(To be done) Only a number is wanted: how many lines in the records below contain "过程中没有新物质生成"?

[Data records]

-*-

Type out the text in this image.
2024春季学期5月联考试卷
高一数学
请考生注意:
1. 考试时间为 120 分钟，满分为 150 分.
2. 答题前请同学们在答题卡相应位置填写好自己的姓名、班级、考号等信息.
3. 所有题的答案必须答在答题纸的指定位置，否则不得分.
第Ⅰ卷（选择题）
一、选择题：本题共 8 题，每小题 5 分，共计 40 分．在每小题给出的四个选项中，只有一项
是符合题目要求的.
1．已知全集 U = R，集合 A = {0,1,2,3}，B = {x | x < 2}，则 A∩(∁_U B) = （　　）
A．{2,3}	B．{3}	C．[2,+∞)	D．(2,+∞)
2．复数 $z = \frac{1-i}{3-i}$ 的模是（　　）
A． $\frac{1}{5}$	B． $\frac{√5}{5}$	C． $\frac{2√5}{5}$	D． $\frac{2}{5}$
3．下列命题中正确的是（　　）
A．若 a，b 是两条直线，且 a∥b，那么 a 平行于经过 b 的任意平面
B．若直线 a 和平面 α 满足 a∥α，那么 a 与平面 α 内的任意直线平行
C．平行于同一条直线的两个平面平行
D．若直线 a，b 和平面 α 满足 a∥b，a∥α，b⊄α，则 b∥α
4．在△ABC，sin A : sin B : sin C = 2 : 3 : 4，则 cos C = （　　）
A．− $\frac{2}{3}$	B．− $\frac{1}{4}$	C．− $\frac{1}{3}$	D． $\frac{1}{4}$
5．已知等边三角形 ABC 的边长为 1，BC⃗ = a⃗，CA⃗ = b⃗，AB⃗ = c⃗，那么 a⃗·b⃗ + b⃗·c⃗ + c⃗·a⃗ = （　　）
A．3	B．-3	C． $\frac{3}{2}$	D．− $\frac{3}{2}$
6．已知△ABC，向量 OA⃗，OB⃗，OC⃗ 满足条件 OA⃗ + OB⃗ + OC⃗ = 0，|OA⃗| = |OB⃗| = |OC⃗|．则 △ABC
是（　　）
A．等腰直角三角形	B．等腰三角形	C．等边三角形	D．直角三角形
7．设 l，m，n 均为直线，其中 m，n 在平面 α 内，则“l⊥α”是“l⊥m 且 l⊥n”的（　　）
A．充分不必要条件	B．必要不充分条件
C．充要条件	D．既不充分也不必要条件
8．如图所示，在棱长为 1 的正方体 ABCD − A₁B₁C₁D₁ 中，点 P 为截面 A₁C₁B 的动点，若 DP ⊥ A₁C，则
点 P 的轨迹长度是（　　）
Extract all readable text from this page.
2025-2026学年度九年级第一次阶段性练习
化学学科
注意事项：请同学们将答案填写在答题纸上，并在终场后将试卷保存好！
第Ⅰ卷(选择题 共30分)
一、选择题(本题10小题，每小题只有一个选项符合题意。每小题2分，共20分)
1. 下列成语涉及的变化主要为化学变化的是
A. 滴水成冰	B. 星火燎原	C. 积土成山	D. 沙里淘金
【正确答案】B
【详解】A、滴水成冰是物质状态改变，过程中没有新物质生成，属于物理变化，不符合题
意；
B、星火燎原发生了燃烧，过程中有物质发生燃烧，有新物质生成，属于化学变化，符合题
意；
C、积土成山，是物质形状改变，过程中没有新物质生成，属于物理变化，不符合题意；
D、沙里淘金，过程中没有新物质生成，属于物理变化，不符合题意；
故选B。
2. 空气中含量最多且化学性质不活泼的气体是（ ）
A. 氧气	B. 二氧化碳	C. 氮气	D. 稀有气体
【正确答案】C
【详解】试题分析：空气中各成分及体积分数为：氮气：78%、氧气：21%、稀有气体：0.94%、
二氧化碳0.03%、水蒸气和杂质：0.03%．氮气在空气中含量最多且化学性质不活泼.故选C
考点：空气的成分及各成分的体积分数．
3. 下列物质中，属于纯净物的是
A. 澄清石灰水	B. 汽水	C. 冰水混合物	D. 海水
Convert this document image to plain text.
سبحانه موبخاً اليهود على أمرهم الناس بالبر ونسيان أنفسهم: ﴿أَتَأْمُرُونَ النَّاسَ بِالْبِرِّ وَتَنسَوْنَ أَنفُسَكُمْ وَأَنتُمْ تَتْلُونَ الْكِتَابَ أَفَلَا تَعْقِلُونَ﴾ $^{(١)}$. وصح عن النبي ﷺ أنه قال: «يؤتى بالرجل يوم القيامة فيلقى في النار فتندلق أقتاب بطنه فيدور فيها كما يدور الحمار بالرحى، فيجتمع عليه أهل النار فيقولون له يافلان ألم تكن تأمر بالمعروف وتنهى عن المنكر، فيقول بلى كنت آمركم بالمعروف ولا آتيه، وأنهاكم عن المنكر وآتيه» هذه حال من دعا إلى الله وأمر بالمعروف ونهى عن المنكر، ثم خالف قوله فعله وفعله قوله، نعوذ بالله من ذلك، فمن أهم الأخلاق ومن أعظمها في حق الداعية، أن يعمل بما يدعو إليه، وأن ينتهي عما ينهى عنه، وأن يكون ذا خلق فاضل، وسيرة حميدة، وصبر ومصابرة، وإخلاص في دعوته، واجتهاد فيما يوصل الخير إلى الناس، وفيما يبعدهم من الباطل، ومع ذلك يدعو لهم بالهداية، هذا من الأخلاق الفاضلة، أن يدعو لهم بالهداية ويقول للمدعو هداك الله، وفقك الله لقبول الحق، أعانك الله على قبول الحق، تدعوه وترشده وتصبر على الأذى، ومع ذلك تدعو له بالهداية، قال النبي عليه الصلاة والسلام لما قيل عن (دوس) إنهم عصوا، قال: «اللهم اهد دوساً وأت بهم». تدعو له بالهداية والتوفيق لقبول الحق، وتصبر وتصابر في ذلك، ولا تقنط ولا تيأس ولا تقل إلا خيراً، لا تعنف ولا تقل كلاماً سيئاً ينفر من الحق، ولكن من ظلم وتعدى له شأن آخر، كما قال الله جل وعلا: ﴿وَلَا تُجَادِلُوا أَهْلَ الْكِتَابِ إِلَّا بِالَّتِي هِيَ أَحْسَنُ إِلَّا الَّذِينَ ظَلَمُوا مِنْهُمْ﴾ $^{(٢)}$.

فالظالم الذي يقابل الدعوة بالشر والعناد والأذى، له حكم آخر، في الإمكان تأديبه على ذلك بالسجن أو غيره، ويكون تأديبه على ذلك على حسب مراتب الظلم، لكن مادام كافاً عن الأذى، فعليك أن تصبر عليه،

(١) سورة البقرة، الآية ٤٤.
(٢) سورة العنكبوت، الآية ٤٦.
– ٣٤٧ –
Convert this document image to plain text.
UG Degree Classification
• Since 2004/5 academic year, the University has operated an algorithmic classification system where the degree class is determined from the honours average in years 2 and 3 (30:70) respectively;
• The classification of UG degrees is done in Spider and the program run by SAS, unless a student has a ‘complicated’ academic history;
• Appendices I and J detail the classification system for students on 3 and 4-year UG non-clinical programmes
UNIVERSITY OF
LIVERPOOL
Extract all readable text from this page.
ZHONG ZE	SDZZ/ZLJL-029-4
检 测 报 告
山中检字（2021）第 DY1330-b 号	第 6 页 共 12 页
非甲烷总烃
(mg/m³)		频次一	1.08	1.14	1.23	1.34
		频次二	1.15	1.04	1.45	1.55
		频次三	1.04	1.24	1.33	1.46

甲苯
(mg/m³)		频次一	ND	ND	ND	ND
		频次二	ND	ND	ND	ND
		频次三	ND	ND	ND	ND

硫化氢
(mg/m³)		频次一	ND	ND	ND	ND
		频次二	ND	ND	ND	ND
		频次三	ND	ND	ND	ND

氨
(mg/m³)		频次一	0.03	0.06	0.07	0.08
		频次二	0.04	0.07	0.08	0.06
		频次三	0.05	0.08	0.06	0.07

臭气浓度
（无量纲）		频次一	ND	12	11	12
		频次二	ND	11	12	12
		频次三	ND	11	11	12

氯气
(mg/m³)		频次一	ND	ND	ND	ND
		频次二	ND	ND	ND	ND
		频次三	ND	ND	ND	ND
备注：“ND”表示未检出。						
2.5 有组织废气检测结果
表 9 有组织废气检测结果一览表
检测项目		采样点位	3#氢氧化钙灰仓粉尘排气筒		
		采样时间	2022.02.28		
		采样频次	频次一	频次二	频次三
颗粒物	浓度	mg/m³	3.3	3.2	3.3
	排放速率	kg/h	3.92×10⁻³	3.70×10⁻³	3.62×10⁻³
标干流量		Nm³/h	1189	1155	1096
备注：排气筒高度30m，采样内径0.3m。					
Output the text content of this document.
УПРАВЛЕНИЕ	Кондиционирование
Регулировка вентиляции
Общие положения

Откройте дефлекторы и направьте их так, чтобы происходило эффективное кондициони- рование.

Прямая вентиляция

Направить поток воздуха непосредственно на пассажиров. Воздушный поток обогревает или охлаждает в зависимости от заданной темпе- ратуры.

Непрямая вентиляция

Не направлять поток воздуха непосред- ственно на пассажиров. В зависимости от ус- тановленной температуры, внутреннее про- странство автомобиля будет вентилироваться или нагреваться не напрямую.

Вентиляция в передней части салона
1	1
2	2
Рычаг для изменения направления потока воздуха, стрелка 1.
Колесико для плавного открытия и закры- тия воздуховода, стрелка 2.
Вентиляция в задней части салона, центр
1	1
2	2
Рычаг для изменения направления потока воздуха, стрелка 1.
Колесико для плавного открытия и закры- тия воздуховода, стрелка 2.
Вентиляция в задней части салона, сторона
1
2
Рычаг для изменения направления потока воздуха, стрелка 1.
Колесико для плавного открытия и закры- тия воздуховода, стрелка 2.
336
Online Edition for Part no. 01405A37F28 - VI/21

-*-

(Solved exercise) 3